_PROMPT_:
Reproduce the lines below verbatim, beginning with the first line and ending with the line that contains "- x-tick-label-200: 200: [293, 536, 320, 553]", inclusive.

Layout dataset entries:
□ □ □ □ □ □ □
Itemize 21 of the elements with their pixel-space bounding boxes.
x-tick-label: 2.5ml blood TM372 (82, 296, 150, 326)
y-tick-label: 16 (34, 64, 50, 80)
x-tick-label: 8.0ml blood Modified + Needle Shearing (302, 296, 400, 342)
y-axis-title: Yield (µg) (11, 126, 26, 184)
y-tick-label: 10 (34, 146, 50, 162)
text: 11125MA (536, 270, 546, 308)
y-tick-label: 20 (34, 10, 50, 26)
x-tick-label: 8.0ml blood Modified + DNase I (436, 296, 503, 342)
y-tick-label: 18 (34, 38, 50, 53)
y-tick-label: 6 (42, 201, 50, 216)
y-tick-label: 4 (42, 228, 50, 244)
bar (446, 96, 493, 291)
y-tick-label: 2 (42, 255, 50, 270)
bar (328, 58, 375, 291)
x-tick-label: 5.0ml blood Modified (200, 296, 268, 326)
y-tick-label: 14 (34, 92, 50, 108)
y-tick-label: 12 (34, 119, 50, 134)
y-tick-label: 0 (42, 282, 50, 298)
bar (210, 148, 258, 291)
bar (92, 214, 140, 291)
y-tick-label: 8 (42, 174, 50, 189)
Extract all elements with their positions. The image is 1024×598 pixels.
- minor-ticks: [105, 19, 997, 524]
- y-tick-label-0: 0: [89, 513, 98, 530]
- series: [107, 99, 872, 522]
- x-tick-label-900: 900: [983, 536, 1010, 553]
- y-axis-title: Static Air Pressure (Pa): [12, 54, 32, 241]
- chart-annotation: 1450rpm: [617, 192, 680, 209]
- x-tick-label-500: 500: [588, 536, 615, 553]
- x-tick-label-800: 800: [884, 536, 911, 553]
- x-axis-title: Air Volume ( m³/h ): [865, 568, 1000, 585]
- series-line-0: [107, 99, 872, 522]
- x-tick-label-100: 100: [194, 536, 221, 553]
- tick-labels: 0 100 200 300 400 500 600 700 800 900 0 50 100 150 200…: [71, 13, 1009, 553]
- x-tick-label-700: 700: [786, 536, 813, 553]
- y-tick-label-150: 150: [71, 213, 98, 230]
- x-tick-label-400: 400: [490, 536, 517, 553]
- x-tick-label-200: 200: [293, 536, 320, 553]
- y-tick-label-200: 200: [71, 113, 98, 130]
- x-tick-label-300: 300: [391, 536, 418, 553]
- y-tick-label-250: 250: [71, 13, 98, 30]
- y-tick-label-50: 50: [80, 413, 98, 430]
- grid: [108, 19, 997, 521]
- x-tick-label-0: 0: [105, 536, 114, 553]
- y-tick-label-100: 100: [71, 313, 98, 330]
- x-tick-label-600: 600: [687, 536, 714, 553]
□ □ □ □ □ □ □
_ANSWER TO THIS EXERCISE_:
Itemize 21 of the elements with their pixel-space bounding boxes.
x-tick-label: 2.5ml blood TM372 (82, 296, 150, 326)
y-tick-label: 16 (34, 64, 50, 80)
x-tick-label: 8.0ml blood Modified + Needle Shearing (302, 296, 400, 342)
y-axis-title: Yield (µg) (11, 126, 26, 184)
y-tick-label: 10 (34, 146, 50, 162)
text: 11125MA (536, 270, 546, 308)
y-tick-label: 20 (34, 10, 50, 26)
x-tick-label: 8.0ml blood Modified + DNase I (436, 296, 503, 342)
y-tick-label: 18 (34, 38, 50, 53)
y-tick-label: 6 (42, 201, 50, 216)
y-tick-label: 4 (42, 228, 50, 244)
bar (446, 96, 493, 291)
y-tick-label: 2 (42, 255, 50, 270)
bar (328, 58, 375, 291)
x-tick-label: 5.0ml blood Modified (200, 296, 268, 326)
y-tick-label: 14 (34, 92, 50, 108)
y-tick-label: 12 (34, 119, 50, 134)
y-tick-label: 0 (42, 282, 50, 298)
bar (210, 148, 258, 291)
bar (92, 214, 140, 291)
y-tick-label: 8 (42, 174, 50, 189)
Extract all elements with their positions. The image is 1024×598 pixels.
- minor-ticks: [105, 19, 997, 524]
- y-tick-label-0: 0: [89, 513, 98, 530]
- series: [107, 99, 872, 522]
- x-tick-label-900: 900: [983, 536, 1010, 553]
- y-axis-title: Static Air Pressure (Pa): [12, 54, 32, 241]
- chart-annotation: 1450rpm: [617, 192, 680, 209]
- x-tick-label-500: 500: [588, 536, 615, 553]
- x-tick-label-800: 800: [884, 536, 911, 553]
- x-axis-title: Air Volume ( m³/h ): [865, 568, 1000, 585]
- series-line-0: [107, 99, 872, 522]
- x-tick-label-100: 100: [194, 536, 221, 553]
- tick-labels: 0 100 200 300 400 500 600 700 800 900 0 50 100 150 200…: [71, 13, 1009, 553]
- x-tick-label-700: 700: [786, 536, 813, 553]
- y-tick-label-150: 150: [71, 213, 98, 230]
- x-tick-label-400: 400: [490, 536, 517, 553]
- x-tick-label-200: 200: [293, 536, 320, 553]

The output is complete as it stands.